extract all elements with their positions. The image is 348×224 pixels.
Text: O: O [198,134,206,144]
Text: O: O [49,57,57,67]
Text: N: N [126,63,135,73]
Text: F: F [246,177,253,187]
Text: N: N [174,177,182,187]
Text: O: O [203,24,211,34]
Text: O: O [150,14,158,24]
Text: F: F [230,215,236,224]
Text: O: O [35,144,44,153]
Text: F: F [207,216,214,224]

-----

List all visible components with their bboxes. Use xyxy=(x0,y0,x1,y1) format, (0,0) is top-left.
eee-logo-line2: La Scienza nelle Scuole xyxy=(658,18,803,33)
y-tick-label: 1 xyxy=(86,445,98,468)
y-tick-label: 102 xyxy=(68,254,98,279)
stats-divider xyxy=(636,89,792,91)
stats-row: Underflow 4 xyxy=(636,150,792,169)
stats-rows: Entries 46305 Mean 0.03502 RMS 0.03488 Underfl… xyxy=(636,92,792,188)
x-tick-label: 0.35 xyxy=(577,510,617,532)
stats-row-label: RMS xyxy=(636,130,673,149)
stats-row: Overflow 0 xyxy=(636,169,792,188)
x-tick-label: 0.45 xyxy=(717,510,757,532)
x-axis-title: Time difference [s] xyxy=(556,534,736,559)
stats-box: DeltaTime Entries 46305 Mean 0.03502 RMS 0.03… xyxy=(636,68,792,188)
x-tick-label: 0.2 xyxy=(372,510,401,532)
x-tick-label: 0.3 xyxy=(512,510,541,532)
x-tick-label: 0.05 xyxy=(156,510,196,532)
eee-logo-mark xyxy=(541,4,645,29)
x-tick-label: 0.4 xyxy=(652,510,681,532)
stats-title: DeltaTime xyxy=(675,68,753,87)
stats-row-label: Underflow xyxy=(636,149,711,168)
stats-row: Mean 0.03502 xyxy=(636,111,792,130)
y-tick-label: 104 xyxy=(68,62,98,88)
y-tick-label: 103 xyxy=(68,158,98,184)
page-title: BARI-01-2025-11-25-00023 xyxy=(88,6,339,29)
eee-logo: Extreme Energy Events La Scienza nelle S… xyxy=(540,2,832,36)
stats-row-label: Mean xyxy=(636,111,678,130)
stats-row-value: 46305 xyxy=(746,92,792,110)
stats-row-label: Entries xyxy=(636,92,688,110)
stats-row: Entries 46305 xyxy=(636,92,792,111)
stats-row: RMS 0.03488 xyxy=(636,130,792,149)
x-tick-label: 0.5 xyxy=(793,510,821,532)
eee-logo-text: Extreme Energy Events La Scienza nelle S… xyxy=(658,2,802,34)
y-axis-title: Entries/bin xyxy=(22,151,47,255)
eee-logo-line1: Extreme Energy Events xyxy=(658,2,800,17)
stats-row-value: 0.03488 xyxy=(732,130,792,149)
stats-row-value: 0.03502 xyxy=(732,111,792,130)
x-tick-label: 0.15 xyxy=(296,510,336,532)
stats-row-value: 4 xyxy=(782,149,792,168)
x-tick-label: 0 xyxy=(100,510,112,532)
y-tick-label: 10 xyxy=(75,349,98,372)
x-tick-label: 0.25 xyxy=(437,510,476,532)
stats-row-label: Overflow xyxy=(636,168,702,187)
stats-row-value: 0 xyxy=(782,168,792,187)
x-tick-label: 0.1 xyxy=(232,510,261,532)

-----

[The problem]
Please arrange the lines into a Markdown table with the columns Row and Line, numbering each row and leaving out blank lines. Begin at the line that contains "extract all elements" and stop after the line that contains "Text: F: F [207,216,214,224]".

[Answer]
| Row | Line |
|---|---|
| 1 | extract all elements with their positions. The image is 348×224 pixels. |
| 2 | Text: O: O [198,134,206,144] |
| 3 | Text: O: O [49,57,57,67] |
| 4 | Text: N: N [126,63,135,73] |
| 5 | Text: F: F [246,177,253,187] |
| 6 | Text: N: N [174,177,182,187] |
| 7 | Text: O: O [203,24,211,34] |
| 8 | Text: O: O [150,14,158,24] |
| 9 | Text: F: F [230,215,236,224] |
| 10 | Text: O: O [35,144,44,153] |
| 11 | Text: F: F [207,216,214,224] |